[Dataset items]
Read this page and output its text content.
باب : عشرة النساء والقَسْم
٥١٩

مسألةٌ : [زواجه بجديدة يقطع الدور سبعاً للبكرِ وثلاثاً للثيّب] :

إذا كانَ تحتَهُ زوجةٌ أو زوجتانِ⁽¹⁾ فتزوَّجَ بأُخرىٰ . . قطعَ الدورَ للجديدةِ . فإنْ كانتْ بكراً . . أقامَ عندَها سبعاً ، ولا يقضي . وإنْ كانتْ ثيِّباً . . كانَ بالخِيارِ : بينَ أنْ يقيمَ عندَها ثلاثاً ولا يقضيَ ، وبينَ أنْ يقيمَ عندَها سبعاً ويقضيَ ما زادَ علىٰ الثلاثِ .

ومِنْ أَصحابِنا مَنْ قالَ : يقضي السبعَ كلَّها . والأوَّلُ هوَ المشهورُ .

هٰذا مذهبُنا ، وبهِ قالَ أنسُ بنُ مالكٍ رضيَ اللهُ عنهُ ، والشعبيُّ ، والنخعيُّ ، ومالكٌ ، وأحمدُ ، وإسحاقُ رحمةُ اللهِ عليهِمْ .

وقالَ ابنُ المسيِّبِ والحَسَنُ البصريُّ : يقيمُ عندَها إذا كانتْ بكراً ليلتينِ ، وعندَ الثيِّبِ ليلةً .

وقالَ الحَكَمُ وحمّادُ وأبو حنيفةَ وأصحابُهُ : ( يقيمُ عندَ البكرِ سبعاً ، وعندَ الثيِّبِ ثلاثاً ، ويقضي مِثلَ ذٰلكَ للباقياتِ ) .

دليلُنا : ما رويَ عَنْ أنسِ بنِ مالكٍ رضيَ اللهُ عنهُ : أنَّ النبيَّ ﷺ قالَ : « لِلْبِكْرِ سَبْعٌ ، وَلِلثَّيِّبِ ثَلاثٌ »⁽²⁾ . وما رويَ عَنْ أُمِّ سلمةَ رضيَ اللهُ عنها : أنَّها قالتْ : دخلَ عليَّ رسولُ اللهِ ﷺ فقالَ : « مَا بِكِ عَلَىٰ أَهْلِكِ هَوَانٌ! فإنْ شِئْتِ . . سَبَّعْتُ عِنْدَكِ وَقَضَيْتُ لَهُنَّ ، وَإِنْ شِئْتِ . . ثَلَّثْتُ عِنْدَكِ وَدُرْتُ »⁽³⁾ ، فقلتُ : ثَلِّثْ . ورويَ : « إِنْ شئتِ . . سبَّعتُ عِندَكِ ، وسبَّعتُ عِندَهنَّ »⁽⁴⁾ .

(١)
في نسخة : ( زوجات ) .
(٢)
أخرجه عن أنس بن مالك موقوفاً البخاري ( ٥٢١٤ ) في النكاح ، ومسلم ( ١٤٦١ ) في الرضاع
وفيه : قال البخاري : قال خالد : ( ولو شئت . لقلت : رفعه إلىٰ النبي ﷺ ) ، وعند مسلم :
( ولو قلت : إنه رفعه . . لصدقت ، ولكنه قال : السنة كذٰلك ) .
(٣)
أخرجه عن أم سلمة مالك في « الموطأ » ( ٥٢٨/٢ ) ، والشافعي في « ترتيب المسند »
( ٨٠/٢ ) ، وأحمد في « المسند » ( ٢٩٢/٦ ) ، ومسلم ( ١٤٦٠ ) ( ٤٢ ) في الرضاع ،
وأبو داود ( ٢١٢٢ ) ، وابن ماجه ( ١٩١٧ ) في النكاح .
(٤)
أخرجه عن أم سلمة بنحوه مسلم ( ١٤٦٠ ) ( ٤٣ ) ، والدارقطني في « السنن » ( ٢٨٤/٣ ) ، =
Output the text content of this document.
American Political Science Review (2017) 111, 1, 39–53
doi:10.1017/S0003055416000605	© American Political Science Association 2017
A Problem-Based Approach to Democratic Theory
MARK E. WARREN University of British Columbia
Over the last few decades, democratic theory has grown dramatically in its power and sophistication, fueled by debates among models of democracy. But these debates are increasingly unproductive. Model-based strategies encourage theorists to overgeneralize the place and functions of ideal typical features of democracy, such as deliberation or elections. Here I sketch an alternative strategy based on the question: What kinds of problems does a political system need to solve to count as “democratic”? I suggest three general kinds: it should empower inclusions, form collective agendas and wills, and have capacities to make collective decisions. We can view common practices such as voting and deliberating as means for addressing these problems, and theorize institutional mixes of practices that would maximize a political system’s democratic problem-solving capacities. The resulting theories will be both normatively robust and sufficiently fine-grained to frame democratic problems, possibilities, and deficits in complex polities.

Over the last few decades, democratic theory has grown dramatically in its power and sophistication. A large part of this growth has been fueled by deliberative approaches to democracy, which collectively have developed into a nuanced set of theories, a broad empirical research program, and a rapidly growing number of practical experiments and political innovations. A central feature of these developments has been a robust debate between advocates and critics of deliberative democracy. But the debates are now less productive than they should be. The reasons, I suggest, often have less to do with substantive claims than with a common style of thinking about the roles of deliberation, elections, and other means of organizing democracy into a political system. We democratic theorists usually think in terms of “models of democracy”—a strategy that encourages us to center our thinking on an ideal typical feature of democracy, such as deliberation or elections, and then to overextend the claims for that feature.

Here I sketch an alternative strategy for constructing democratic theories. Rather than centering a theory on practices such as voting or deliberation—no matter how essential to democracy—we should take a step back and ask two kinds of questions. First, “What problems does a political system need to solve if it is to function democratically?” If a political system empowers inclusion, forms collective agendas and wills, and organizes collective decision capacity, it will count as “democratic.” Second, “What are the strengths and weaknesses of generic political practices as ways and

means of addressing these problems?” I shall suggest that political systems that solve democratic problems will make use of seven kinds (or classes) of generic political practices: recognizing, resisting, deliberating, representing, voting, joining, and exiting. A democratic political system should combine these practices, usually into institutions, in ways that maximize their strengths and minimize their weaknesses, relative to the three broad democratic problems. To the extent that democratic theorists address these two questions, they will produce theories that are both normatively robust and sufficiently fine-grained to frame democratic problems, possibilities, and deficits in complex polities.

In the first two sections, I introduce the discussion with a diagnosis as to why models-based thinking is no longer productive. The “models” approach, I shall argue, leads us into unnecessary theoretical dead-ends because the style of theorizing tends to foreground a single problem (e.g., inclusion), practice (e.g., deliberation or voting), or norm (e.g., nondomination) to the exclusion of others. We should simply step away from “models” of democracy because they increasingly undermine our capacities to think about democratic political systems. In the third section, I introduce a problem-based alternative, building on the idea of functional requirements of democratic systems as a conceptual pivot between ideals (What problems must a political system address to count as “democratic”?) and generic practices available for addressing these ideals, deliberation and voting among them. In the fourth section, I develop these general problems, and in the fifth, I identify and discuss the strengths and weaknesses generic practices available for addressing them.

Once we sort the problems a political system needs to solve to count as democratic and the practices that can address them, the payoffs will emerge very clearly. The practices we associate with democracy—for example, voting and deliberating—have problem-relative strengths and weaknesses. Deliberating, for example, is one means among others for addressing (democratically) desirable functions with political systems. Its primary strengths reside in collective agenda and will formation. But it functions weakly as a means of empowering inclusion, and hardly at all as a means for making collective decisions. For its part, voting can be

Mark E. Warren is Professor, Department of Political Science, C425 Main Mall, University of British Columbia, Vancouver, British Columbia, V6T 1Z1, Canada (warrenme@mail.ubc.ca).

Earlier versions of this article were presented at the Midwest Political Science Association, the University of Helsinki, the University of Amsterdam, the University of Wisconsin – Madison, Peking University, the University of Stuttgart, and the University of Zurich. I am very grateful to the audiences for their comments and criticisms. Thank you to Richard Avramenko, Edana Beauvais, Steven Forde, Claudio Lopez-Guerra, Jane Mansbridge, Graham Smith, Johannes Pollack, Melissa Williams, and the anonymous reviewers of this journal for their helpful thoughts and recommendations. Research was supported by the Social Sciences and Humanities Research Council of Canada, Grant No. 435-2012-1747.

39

▶ Requirement
Tally the lines in this data that hold the word "البخاري" and state only the count.

▶ Correct result
2